Stated goal> Read through the data and report every line in which the word "Environmental" occurs.

Source material>
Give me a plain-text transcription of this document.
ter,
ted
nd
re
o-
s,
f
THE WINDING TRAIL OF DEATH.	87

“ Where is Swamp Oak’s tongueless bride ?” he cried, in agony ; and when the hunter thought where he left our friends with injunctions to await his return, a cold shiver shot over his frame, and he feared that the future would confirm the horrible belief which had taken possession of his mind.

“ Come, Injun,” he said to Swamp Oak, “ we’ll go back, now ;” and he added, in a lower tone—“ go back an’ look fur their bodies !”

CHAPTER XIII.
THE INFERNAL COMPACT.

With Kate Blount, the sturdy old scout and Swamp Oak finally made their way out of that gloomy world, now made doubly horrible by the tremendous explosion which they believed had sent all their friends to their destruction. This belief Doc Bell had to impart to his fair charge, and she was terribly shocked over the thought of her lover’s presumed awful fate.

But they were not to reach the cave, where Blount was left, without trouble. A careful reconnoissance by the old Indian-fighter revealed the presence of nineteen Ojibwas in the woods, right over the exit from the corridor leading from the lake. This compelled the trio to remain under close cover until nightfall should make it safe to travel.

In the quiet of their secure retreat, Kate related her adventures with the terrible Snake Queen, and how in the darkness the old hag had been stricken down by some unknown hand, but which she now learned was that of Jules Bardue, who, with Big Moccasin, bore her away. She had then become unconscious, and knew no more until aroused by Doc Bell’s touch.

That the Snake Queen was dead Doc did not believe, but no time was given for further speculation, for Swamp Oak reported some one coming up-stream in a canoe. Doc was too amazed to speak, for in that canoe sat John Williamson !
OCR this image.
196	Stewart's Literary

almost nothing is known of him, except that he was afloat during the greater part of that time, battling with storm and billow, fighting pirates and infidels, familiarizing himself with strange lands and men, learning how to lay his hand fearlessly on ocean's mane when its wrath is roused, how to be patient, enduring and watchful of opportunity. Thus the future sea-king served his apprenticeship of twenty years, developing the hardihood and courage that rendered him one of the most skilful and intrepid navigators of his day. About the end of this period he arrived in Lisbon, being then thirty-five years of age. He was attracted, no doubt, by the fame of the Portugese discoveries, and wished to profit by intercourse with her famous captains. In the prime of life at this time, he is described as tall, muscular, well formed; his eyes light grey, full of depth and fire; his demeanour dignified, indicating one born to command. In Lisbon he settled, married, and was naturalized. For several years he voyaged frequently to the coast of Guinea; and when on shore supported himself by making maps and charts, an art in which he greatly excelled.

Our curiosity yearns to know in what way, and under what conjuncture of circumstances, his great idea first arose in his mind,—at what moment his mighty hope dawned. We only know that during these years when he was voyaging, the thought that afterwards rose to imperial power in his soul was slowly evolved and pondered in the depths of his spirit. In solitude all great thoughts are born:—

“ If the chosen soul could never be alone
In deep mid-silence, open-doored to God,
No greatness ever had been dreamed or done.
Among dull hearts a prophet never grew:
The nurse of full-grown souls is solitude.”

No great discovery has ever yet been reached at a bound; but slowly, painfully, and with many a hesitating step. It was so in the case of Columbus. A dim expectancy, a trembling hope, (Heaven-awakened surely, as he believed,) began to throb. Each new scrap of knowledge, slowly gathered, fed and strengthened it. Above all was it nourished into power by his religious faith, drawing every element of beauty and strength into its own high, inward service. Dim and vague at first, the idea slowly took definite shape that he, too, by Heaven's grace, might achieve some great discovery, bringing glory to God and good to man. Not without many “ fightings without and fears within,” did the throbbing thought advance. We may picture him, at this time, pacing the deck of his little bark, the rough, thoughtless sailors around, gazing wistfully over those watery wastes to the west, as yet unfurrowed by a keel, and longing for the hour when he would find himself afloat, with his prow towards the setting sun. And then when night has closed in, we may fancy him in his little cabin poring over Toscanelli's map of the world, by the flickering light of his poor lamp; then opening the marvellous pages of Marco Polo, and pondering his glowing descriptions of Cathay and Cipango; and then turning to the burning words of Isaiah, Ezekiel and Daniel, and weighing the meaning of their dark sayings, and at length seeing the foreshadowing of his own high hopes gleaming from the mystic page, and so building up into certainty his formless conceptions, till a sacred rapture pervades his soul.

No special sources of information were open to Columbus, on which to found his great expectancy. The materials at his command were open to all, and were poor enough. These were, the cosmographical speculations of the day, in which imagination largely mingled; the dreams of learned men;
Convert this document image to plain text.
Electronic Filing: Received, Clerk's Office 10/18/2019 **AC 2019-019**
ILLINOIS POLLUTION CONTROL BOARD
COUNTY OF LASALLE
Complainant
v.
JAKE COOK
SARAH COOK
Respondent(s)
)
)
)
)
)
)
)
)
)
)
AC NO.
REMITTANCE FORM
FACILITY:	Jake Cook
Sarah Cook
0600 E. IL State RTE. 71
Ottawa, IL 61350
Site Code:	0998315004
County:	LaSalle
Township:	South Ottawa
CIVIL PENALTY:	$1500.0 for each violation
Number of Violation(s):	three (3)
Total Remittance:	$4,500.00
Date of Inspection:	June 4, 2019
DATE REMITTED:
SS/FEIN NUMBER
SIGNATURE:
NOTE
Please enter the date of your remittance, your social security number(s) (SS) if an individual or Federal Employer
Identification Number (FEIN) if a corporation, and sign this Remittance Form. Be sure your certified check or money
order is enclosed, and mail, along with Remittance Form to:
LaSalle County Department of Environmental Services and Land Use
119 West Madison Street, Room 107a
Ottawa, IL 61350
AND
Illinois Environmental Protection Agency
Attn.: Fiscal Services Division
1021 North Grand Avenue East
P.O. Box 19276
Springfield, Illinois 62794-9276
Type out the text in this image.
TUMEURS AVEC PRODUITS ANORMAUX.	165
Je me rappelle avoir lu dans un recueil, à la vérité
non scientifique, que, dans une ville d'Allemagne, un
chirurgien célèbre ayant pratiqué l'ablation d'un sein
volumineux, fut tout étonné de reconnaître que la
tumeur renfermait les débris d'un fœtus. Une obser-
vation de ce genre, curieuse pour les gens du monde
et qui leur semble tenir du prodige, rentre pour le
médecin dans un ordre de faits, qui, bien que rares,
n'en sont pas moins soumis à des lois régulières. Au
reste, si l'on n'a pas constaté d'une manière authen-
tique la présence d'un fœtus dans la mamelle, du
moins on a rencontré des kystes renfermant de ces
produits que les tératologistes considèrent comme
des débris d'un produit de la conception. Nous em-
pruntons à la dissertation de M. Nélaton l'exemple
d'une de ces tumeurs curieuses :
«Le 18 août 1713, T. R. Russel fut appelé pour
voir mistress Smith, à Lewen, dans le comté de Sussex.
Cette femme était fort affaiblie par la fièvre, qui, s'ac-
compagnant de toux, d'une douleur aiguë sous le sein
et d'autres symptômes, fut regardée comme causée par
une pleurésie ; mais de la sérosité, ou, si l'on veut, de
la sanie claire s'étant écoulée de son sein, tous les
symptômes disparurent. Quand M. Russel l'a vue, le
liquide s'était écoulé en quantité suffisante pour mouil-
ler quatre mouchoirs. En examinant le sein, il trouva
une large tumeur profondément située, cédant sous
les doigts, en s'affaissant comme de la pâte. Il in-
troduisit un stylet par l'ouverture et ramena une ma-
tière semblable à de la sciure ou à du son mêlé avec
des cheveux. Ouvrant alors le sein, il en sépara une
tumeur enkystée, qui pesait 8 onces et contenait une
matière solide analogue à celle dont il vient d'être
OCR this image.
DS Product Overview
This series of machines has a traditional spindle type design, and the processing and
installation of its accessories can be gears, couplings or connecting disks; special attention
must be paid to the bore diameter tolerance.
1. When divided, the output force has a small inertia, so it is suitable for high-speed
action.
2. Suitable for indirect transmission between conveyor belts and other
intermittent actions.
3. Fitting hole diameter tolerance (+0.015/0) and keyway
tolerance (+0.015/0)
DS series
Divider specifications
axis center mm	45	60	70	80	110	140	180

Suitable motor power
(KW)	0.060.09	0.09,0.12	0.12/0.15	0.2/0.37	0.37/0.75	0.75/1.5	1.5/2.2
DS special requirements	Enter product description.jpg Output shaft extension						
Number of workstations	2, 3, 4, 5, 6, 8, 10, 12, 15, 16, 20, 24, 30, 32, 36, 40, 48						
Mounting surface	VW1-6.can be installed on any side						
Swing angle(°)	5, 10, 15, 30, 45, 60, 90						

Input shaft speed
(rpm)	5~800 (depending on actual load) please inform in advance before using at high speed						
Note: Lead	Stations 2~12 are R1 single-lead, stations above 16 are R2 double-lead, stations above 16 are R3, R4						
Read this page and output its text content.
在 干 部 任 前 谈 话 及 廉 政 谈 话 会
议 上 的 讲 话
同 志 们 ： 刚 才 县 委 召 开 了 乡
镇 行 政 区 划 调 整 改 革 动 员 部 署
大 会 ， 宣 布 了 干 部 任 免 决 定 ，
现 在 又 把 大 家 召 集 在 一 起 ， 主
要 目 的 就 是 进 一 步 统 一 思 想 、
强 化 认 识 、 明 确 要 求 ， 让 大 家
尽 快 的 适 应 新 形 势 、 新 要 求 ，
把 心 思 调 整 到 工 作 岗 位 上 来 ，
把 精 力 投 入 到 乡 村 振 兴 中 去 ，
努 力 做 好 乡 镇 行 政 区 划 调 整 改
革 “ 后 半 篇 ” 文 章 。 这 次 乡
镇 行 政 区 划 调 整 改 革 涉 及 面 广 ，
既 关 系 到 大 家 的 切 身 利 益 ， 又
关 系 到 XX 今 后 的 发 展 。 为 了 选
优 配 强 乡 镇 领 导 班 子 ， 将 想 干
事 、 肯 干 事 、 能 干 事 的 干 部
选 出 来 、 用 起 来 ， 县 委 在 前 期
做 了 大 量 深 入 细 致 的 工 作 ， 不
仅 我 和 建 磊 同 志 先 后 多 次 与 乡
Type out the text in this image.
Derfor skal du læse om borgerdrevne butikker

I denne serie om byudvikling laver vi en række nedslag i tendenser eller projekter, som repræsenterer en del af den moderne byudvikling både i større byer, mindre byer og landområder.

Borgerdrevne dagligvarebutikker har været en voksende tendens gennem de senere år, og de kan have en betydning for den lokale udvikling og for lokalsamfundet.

Result of the task>
LaSalle County Department of Environmental Services and Land Use
Illinois Environmental Protection Agency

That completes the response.